Очевидно, что то, что Плотин говорит о красоте и любви, было подсказано хорошо известными пассажами на ту же тему в «Федре» и «Пире». Его анализ эстетической эмоции, однако, имеет гораздо более абстрактный и метафизический характер, чем у его великого образца. Вся фикция антенатального существования тихо отбрасывается. То, что вид чувственной красоты пробуждает в философской душе, — это не память об идеальной красоте, виденной в каком-то другом мире, а сознание ее собственной идеализирующей деятельности, господства, которое она осуществляет над неоформленной и изменчивой материей. И, по всей вероятности, Платон не имел в виду ничего большего — на самом деле он намекает на это в другом месте — но он не смог или не захотел выразить себя с такой недвусмысленной ясностью.

Опять же, это предпочтение мифологических образов со стороны более оригинального и поэтического мыслителя, по-видимому, тесно связано с более живым интересом к практическим обязанностям жизни. У Плотина первоначальная красота или высшее благо — это нечто, что может быть изолировано от всей другой красоты и добра, нечто, что нужно воспринимать и чем наслаждаться в абсолютном уединении от своих ближних. Бог, действительно, описывается как источник и причина всего другого блага. Но ни здесь, ни где-либо еще нет намека на то, что мы должны стремиться уподобиться ему, становясь, в свою очередь, причиной блага для других. Платоническая любовь, напротив, впервые находит свою реальность и истину в неустанных усилиях по просвещению и возвышению других, будучи связанной с передачей духовной жизни точно так же, как любовь, вдохновленная видимой красотой, связана с увековечением и физическим облагораживанием рода.

Это предпочтение чисто абстрактных умозрений благотворному действию можно проследить до влияния Аристотеля. Некоторые из наиболее восторженных выражений, используемых Плотином при описании своего высшего принципа, по-видимому, были подсказаны «Метафизикой» и последней книгой «Никомаховой этики». Самомыслящий ум Стагирита, конечно, не занимает у него самого высокого ранга. Но он сохраняется в его системе и отводится на второстепенное место лишь потому, что — по причинам, которые мы объясним далее — он не выполняет так же хорошо, как платоновская Идея Блага, условие абсолютного и неделимого единства, без которого ни один греческий философ не мог бы помыслить первоначало. Однако это кажущееся возвращение к позиции «Государства» на самом деле влечет за собой еще более широкий отход от его движущего духа. Иными словами, Плотин отличается от Аристотеля так же, как сам Аристотель отличался от Платона; он разделяет ту же умозрительную тенденцию и доводит ее до еще большей крайности.

Нам также следует отметить, что Плотин приходит к своему Абсолюту методом, который, по-видимому, сильно отличается от методов, использованных обоими его учителями. Первозданная красота Платона, на первый взгляд, является абстракцией и обобщением всех разрозненных и несовершенных проявлений красоты, встречающихся в нашем объективном опыте. А Аристотель приходит к своей концепции вечного нематериального мышления двумя путями анализа, оба из которых исходят из явлений внешней Природы. Задача его «Физики» — объяснить вечность движения. Задача его «Метафизики» — объяснить превращение потенциального существования в актуальное. Плотин же, напротив, постоянно призывает нас смотреть внутрь себя. То, чем мы восхищаемся в объективном мире, — лишь отражение нас самих. Ум — единственная реальность; и чтобы постичь эту реальность в ее высшей форме, мы должны стать подобными ей. Таким образом, чем больше мы изолируем свою личность и самоидентичность от других интересов и жизненного опыта, тем ближе мы подходим к осознанию высшей идентичности, из которой все вещи черпают свое начало, и к слиянию с ней.
##########
Упражнение a:
Внесите в нумерованный список строки записей, начиная с первой строки записей и заканчивая строкой, где есть «data-label: 10,5% [145, 304, 185, 320]», включая обе. Пустые строки не включайте.

Исходные данные:
##########
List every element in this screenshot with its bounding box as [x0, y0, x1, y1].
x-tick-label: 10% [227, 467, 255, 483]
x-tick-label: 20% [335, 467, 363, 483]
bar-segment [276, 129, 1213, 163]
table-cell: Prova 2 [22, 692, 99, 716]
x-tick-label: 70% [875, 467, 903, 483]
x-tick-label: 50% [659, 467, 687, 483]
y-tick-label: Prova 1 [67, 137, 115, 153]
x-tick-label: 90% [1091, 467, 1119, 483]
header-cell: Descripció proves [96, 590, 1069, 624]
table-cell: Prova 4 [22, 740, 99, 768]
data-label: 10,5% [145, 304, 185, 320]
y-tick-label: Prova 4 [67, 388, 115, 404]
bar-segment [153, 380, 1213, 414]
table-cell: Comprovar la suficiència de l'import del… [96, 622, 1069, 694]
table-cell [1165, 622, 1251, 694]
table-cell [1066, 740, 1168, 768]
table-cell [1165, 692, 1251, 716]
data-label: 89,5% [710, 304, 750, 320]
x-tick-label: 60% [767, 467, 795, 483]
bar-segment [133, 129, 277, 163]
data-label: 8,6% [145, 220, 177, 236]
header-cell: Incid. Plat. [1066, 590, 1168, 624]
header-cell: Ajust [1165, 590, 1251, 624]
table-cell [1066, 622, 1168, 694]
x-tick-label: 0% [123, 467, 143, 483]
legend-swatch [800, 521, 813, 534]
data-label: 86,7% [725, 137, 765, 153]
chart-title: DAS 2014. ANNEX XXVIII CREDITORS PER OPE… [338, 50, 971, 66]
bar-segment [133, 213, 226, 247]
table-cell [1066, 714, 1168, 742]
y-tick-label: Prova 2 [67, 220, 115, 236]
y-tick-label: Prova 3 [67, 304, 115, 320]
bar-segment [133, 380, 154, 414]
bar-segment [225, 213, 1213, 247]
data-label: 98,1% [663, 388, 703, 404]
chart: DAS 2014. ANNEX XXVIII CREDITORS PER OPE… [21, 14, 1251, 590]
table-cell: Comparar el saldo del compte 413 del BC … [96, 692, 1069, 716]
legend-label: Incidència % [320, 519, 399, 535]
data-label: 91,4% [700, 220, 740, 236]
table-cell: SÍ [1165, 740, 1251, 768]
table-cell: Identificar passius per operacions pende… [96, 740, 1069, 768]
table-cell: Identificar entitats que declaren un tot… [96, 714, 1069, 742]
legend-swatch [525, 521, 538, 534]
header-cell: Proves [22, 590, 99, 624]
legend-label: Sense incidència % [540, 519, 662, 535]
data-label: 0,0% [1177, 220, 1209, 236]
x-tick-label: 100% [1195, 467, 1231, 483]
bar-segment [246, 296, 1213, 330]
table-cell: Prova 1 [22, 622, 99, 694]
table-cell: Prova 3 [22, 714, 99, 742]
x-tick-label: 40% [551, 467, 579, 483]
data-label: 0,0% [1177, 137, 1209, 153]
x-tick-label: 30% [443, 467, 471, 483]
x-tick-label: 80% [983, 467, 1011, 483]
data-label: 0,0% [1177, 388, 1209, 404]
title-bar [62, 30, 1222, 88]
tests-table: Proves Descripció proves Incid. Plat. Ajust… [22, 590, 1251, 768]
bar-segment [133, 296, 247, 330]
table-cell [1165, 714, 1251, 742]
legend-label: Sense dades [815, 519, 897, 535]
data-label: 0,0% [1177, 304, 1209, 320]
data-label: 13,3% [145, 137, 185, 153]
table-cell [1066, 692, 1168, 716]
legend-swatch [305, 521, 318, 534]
##########
Упражнение b:
Напишите продолжение текста о Плотине, которое начинается после его последнего предложения.

Результат выполнения a:
1. List every element in this screenshot with its bounding box as [x0, y0, x1, y1].
2. x-tick-label: 10% [227, 467, 255, 483]
3. x-tick-label: 20% [335, 467, 363, 483]
4. bar-segment [276, 129, 1213, 163]
5. table-cell: Prova 2 [22, 692, 99, 716]
6. x-tick-label: 70% [875, 467, 903, 483]
7. x-tick-label: 50% [659, 467, 687, 483]
8. y-tick-label: Prova 1 [67, 137, 115, 153]
9. x-tick-label: 90% [1091, 467, 1119, 483]
10. header-cell: Descripció proves [96, 590, 1069, 624]
11. table-cell: Prova 4 [22, 740, 99, 768]
12. data-label: 10,5% [145, 304, 185, 320]

Результат выполнения b:
Но если присмотреться к делу чуть внимательнее, мы обнаружим, что Плотин лишь пролил более яркий свет на то, что всегда было ведущим мотивом его предшественников. Мы уже отмечали, что весь мифологический аппарат Платона — лишь причудливый способ выражения того независимого опыта, который разум извлекает из изучения собственной спонтанной деятельности. А процесс обобщения, описанный в «Пире», на самом деле ограничен моральными феноменами. Позиция Платона менее индивидуалистична, чем позиция Плотина, поскольку она предполагает постоянную отсылку к убеждениям, опыту и потребностям других людей; но она столь же субъективна в том смысле, что интерпретирует всю Природу через аналогии человеческой жизни. Бывают даже случаи, когда его спиритуализм доходит до внушения полного ухода из мира обычной жизни в идеальную сферу, когда он, по-видимому, отождествляет зло с материей, когда он сводит всю добродетель к презрению к интересам тела, используя язык, который его александрийский преемник мог бы принять без каких-либо изменений его очевидного смысла.

То же самое и с Аристотелем. Как натуралист он, безусловно, чисто объективен; но когда он предлагает общее объяснение мира, субъективный элемент, привнесенный Протагором и Сократом, тут же вновь появляется. Простое абсолютное самосознание является для него высшим благом, движущим принципом Природы, наиболее полной реальностью и единственной, которая осталась бы, если бы элемент небытия исчез из этого мира. Полное непонимание динамических явлений, характерное для его физики и астрономии, можно объяснить лишь его желанием отдать приоритет жизни перед механическим движением, а разуму — перед жизнью. Таким образом, его метафизический метод по существу идентичен интроспективному методу, рекомендованному Плотином, и, если бы он был полностью разработан, мог бы привести к тем же результатам.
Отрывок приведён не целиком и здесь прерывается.